Rabbi Laura Abrasley

My childhood seders took place at Harry and Ellen’s house, my maternal grandparents. The evening was loud, long, and delicious. I remember bits and pieces. Harry speed-reading from the Haggadah, a beautiful long table in the formal dining room overflowing with people, and more food than we could possibly eat. Over the years one faded memory stands out.

I’m not sure how old I was, maybe 10 or 11. Old enough to stay awake as guests lingered over coffee and dessert. And old enough to open the door for Elijah, the prophet we invite into our homes toward the end of our Passover meals. Opening the door for Elijah, a prophet who tradition suggests will announce the messianic age, was a big deal in a house full of cousins. At the appointed time, I got up from the table and made my way towards the front door, which no one could see from the table. I opened it to discover a Texas Ranger, otherwise known as a state trooper, in full uniform about to ring the doorbell. As he crossed over the threshold, I turned to announce this unexpected arrival of a Texas sized prophet. “Elijah’s here!” I shouted towards the table.[1]

I cannot tell you how much I long right now for a return to a Passover like the ones of my childhood. Even if it means letting in a very strange looking Elijah. I frankly long for a return to any year but this year. For a return to a delicious, loud and too long gathering of more people than my house can handle. For the luxury of last-minute shopping to try and find the horseradish we like because I forgot to buy it last week. For wondering how much wine it will take to convince my guests to sing along to the silly Passover parody songs I love.

- _Annotated element entries_:
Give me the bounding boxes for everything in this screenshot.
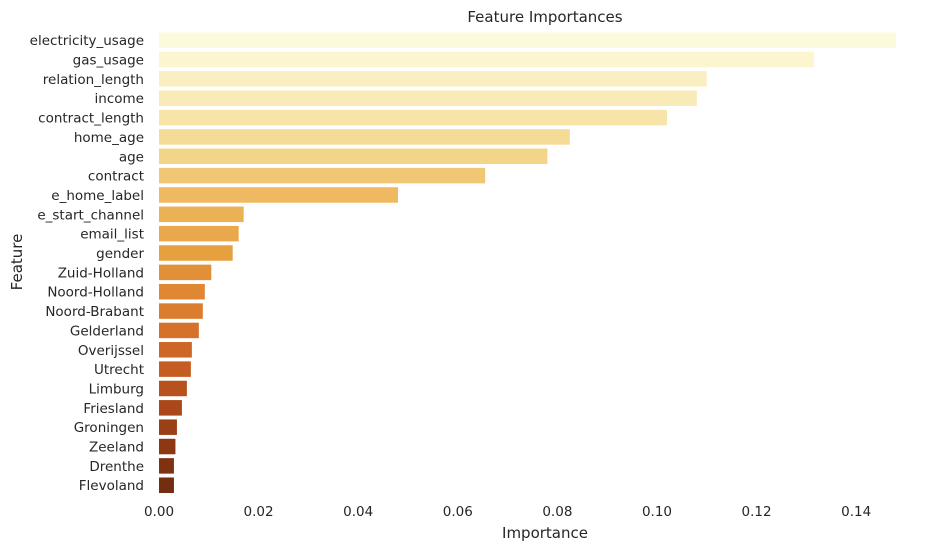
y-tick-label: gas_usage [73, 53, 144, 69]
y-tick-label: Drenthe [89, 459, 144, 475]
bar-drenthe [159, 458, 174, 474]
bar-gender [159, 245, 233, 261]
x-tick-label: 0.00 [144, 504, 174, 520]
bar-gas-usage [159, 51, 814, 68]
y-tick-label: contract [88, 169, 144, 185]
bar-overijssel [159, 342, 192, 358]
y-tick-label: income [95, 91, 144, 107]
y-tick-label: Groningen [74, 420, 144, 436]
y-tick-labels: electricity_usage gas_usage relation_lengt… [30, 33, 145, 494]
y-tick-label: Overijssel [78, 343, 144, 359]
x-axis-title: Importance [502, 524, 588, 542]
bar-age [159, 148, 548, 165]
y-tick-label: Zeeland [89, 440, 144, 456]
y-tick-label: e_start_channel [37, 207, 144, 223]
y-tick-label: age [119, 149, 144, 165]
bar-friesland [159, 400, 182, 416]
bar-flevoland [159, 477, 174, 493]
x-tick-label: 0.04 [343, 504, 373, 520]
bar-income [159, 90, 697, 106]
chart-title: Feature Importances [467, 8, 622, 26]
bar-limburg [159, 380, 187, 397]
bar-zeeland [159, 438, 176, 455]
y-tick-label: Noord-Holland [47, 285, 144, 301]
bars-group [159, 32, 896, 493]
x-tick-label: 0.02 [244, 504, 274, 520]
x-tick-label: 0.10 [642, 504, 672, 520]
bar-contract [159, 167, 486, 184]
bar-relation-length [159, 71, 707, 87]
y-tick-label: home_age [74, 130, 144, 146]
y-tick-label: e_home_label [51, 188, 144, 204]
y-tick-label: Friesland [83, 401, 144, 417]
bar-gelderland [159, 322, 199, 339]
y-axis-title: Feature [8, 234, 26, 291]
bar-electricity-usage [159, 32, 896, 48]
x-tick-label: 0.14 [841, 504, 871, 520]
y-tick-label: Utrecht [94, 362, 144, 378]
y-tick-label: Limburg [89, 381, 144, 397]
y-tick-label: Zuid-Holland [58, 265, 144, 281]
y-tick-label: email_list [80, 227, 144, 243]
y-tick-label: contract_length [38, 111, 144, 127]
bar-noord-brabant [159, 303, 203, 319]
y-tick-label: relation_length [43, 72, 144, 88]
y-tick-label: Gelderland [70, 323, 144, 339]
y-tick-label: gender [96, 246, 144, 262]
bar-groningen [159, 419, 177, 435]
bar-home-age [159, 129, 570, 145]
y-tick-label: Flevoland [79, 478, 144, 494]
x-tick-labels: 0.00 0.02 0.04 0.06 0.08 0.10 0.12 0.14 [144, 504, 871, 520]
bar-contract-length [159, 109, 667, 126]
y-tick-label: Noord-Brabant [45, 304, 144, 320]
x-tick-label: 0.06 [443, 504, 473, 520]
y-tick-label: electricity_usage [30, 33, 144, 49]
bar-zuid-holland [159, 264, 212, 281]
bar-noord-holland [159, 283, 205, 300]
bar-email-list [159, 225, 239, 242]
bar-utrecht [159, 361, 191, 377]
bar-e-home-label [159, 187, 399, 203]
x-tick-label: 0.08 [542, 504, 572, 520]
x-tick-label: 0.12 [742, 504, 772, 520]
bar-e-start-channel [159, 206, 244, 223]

- _Written exercise_: Reproduce the entire Passover reflection above, word for word.

- _Written response_:
Rabbi Laura Abrasley

My childhood seders took place at Harry and Ellen’s house, my maternal grandparents. The evening was loud, long, and delicious. I remember bits and pieces. Harry speed-reading from the Haggadah, a beautiful long table in the formal dining room overflowing with people, and more food than we could possibly eat. Over the years one faded memory stands out.

I’m not sure how old I was, maybe 10 or 11. Old enough to stay awake as guests lingered over coffee and dessert. And old enough to open the door for Elijah, the prophet we invite into our homes toward the end of our Passover meals. Opening the door for Elijah, a prophet who tradition suggests will announce the messianic age, was a big deal in a house full of cousins. At the appointed time, I got up from the table and made my way towards the front door, which no one could see from the table. I opened it to discover a Texas Ranger, otherwise known as a state trooper, in full uniform about to ring the doorbell. As he crossed over the threshold, I turned to announce this unexpected arrival of a Texas sized prophet. “Elijah’s here!” I shouted towards the table.[1]

I cannot tell you how much I long right now for a return to a Passover like the ones of my childhood. Even if it means letting in a very strange looking Elijah. I frankly long for a return to any year but this year. For a return to a delicious, loud and too long gathering of more people than my house can handle. For the luxury of last-minute shopping to try and find the horseradish we like because I forgot to buy it last week. For wondering how much wine it will take to convince my guests to sing along to the silly Passover parody songs I love.